- [Requirement]:
Copy out all lines where "night" appears.

[Extracted records]
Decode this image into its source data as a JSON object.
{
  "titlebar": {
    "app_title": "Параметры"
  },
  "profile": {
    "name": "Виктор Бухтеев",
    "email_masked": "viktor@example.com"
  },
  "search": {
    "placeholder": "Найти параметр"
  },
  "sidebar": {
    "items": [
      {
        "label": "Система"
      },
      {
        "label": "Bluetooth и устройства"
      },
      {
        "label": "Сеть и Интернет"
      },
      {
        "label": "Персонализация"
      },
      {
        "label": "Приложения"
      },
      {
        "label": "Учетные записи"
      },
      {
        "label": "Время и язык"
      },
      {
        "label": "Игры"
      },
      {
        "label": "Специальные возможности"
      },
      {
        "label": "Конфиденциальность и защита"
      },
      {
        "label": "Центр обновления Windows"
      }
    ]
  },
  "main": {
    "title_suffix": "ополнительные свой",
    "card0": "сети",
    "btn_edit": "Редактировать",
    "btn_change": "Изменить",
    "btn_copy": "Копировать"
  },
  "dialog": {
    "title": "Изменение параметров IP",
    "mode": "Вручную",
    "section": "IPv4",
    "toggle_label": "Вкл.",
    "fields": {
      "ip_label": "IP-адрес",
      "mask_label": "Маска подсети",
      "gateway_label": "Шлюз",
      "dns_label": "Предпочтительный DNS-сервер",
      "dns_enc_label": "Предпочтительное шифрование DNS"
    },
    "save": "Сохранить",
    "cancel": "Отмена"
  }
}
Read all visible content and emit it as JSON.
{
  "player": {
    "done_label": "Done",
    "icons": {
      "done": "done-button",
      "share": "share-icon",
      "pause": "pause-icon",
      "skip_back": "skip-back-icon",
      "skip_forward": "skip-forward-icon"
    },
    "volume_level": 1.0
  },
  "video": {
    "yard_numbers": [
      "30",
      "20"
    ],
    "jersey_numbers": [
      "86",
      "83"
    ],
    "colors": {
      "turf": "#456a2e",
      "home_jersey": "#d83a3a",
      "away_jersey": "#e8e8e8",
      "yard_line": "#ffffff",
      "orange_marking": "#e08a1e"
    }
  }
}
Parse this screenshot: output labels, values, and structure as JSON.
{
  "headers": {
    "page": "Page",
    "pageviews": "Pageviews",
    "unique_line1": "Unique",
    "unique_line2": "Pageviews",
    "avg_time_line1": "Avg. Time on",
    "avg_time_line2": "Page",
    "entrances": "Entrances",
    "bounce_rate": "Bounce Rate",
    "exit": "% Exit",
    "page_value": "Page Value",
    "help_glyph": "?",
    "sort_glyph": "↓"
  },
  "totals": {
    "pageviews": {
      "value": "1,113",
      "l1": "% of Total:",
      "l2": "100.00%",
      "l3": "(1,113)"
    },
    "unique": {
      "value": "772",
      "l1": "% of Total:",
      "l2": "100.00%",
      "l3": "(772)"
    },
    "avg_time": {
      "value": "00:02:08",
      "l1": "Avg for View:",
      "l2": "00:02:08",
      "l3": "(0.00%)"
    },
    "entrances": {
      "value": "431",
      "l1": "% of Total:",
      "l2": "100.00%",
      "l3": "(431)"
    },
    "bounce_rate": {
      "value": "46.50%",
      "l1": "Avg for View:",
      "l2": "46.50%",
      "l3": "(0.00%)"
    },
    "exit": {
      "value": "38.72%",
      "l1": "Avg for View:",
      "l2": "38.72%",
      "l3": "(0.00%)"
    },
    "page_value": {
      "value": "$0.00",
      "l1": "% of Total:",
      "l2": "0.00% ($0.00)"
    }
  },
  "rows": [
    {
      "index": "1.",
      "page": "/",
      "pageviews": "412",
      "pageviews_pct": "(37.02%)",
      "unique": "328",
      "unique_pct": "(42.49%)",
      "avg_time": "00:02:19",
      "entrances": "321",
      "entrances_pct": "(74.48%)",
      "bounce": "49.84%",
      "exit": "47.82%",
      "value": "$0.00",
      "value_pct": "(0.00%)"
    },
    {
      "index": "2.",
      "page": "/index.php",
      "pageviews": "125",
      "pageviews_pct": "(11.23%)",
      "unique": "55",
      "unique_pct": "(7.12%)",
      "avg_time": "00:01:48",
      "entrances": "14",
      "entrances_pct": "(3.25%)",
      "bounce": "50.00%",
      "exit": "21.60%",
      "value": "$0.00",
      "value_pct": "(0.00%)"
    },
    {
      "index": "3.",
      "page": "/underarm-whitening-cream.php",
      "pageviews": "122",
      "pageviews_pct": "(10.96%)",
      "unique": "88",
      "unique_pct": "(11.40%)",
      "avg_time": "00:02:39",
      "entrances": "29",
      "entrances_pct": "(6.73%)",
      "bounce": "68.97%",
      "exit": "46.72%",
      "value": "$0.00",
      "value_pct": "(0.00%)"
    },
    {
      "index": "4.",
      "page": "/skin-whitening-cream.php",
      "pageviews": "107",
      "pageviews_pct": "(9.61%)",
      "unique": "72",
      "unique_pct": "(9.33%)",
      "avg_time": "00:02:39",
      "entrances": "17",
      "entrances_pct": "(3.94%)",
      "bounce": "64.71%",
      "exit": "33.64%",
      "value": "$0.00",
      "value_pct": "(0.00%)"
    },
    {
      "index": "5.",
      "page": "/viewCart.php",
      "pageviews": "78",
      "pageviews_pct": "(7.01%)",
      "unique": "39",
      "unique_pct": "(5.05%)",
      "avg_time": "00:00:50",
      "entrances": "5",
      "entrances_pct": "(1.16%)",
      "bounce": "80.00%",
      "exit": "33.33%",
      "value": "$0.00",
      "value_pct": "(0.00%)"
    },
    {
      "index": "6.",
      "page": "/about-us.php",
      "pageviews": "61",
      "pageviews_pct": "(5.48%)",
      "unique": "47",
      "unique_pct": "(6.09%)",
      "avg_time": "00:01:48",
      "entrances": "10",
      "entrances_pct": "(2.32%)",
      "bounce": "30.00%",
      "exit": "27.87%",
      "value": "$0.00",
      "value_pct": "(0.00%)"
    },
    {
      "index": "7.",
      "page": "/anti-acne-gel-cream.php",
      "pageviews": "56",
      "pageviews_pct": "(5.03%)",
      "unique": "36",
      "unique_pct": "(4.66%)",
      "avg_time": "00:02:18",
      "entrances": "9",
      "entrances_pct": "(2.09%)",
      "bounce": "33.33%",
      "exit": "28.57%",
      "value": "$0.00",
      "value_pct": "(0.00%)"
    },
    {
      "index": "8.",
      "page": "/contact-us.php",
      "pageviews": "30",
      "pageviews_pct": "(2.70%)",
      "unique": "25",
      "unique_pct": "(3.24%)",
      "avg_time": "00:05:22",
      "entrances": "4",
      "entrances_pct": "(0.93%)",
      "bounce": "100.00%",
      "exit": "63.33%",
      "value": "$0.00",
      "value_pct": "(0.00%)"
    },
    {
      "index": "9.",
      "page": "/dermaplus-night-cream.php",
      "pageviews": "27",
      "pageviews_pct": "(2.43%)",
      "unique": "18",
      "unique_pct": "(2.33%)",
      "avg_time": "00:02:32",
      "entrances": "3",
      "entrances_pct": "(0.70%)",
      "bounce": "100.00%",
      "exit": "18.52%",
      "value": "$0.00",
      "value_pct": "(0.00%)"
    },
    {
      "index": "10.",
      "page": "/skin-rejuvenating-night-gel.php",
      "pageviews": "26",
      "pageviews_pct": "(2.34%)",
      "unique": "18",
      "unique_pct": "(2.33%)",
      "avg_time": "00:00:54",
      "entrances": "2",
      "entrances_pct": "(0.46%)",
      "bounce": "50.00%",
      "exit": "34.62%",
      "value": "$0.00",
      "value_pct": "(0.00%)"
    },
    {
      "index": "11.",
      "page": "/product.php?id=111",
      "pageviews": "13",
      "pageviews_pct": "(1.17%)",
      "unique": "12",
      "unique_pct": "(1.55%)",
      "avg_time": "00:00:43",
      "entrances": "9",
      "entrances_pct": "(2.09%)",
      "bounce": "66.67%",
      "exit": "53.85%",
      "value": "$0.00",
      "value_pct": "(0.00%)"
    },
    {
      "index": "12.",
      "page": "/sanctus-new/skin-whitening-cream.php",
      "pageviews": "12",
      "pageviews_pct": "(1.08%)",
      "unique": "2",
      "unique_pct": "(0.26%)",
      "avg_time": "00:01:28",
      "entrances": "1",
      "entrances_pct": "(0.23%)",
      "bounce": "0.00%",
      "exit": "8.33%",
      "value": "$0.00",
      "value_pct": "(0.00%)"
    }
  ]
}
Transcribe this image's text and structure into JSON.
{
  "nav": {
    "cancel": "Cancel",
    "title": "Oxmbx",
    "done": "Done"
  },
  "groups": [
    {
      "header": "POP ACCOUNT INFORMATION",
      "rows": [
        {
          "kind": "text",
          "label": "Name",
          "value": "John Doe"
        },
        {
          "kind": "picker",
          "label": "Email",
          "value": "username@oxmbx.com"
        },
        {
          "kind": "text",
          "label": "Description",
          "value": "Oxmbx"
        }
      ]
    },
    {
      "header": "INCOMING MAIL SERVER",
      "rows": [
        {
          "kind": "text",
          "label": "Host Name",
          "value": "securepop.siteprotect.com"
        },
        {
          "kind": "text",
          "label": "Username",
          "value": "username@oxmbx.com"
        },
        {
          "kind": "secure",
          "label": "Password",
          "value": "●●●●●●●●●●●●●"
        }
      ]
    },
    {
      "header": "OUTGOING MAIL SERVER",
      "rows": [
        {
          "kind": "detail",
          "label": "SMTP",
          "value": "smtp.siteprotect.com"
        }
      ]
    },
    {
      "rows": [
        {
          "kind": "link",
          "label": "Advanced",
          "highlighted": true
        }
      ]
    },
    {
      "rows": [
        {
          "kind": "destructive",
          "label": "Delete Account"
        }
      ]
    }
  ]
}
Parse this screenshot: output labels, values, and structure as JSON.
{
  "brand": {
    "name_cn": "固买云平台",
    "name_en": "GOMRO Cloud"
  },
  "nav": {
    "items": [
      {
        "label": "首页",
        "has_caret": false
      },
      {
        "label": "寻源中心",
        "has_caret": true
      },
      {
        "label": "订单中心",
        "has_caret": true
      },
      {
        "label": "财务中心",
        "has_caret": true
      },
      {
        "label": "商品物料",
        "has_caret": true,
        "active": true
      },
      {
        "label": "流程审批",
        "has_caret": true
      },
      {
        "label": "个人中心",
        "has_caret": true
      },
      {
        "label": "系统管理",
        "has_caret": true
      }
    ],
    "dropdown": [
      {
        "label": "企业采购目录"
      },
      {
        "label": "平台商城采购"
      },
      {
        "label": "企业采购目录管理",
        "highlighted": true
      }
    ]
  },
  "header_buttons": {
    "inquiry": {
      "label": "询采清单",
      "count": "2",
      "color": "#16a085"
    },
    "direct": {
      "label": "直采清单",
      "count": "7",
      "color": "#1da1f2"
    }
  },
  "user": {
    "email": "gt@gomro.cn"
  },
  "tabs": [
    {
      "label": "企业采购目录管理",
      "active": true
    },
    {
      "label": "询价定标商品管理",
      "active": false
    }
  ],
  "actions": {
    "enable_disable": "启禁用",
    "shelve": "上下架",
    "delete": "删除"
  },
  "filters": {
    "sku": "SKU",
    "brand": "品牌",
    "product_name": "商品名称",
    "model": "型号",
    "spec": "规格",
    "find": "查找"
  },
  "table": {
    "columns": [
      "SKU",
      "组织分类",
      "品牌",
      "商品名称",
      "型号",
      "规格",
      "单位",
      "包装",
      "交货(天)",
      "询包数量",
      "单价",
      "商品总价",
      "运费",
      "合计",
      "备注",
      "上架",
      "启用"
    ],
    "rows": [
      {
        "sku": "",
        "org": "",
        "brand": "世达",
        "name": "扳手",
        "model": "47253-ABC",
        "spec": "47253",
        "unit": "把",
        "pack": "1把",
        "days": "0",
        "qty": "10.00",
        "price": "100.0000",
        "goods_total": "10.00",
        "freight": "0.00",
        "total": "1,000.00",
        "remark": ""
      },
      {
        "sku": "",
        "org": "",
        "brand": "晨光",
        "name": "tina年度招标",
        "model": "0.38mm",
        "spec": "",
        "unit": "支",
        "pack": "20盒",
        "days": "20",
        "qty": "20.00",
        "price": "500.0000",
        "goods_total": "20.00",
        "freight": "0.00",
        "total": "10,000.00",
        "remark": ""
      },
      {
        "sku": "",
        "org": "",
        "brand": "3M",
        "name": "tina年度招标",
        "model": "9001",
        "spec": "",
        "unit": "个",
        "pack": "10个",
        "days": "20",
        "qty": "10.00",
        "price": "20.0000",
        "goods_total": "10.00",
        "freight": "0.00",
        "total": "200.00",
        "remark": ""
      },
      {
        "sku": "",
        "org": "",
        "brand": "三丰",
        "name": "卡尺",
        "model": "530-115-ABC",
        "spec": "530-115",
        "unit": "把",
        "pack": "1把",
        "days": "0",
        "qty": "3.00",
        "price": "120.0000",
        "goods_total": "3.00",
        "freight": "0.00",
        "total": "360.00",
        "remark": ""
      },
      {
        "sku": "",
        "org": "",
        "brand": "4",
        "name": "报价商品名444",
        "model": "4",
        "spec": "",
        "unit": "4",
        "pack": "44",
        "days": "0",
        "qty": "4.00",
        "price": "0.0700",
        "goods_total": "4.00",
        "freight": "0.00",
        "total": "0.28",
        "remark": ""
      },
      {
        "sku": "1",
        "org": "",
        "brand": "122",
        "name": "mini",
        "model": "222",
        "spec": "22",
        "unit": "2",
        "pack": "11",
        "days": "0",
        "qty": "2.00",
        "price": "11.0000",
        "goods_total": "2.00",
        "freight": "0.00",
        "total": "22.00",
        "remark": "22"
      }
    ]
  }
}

- [Solution for this task]:
      "page": "/dermaplus-night-cream.php",
      "page": "/skin-rejuvenating-night-gel.php",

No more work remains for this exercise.